-------- RAW DATA

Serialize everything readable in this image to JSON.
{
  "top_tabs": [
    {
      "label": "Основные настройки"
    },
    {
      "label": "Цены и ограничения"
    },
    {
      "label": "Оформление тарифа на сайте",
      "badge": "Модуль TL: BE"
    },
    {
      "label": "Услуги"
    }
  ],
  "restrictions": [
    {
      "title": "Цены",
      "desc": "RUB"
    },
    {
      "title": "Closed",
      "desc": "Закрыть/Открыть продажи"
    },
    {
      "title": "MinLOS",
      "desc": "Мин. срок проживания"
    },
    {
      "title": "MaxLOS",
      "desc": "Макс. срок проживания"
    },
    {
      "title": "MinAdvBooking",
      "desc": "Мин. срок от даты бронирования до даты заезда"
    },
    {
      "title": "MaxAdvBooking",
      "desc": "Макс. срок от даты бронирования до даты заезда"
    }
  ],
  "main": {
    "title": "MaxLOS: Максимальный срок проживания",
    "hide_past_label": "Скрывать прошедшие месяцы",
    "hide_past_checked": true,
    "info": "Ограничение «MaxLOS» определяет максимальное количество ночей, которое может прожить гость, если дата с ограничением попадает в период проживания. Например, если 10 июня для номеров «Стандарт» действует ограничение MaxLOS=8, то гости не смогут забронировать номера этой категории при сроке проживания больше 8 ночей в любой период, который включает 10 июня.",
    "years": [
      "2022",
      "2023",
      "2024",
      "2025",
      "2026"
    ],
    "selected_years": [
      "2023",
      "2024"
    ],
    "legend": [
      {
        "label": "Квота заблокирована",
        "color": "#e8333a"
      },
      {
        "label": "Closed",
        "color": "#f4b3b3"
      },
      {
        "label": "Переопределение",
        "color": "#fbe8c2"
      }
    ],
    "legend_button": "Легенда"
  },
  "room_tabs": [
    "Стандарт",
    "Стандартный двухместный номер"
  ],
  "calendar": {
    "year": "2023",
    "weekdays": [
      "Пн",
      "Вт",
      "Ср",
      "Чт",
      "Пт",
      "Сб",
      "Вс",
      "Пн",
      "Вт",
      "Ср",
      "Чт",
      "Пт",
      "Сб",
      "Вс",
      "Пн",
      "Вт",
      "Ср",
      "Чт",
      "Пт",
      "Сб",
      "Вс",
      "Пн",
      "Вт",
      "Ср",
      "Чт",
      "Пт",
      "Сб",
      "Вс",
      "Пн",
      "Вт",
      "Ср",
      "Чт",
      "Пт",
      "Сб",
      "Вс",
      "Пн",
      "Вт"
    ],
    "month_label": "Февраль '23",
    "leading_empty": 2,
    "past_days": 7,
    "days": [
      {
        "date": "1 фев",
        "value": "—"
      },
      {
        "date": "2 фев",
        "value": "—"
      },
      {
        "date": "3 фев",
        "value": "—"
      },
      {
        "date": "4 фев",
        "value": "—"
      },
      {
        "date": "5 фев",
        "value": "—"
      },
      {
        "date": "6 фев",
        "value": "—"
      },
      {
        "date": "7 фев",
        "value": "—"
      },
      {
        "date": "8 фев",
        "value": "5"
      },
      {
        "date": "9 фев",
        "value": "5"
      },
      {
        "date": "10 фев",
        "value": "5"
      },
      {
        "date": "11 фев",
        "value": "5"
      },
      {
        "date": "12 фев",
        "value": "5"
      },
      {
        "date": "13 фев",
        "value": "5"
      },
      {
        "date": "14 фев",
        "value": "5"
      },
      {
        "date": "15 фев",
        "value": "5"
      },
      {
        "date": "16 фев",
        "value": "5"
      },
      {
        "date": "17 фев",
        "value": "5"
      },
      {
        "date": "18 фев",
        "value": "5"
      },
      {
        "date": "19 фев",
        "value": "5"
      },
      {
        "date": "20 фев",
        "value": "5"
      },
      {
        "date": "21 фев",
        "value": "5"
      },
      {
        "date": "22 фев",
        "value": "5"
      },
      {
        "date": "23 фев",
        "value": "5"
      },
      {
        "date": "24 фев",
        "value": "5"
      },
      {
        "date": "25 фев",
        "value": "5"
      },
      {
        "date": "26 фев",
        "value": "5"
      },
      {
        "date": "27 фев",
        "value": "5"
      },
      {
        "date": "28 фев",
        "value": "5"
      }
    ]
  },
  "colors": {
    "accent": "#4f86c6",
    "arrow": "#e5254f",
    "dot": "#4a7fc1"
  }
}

----------------

**WRITTEN TASK:** Every line above that contains the word "Цены" should be reported.

**SOLVED PROBLEM:**
      "label": "Цены и ограничения"
      "title": "Цены",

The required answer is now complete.